Goal = Tally the lines in the listing below that contain the string "colorbar", and reply with the count alone.

Bounding box annotations =
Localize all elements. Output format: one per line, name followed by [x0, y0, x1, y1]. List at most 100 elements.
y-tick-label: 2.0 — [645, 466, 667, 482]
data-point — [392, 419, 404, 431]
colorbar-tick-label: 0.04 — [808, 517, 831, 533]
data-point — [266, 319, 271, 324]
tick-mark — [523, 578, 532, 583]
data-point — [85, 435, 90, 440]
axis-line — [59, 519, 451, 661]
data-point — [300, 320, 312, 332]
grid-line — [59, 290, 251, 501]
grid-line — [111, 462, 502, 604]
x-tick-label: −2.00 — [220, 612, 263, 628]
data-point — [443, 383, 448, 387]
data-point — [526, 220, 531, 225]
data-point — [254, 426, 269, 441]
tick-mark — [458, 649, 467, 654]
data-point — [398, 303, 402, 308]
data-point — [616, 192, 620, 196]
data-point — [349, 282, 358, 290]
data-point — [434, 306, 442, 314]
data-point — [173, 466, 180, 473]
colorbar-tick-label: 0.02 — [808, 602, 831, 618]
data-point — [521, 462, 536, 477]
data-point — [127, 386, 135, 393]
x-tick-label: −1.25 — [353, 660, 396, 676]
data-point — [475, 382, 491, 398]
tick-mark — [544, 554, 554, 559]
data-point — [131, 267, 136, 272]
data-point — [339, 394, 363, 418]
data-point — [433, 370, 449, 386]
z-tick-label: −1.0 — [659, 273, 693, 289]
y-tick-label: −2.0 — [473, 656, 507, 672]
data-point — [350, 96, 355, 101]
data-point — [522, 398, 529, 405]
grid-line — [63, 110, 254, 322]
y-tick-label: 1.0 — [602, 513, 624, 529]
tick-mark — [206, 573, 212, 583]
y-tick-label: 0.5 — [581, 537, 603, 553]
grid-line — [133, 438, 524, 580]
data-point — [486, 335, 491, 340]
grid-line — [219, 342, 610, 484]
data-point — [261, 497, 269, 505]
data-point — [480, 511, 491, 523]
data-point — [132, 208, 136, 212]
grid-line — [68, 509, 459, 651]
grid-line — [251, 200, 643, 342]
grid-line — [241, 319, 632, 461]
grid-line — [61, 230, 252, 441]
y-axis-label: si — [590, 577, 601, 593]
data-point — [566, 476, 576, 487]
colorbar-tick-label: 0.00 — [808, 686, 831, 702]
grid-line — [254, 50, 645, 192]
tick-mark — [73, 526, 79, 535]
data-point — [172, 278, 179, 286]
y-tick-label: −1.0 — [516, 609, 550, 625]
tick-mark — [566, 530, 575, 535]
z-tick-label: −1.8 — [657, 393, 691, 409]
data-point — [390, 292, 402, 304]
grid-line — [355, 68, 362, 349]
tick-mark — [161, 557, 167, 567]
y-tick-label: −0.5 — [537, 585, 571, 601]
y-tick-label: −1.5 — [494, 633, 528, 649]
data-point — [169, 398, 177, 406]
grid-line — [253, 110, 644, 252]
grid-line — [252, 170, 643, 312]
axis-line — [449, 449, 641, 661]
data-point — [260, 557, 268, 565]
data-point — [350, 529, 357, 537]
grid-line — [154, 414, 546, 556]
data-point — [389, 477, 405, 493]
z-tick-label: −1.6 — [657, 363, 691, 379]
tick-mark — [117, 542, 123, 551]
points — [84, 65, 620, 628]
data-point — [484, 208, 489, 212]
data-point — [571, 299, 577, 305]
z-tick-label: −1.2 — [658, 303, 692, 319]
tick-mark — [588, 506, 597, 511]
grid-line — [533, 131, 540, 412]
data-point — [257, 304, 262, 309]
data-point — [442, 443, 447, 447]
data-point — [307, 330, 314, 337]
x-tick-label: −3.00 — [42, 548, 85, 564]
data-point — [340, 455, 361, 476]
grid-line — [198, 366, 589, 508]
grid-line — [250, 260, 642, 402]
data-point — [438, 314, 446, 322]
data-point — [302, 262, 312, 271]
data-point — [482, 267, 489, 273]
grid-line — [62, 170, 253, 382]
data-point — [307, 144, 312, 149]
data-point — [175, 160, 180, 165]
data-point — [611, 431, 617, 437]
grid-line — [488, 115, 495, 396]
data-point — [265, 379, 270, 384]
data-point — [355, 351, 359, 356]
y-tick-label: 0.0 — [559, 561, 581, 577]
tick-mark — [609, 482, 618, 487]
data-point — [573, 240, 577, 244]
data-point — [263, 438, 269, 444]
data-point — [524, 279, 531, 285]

Answer to this problem = 3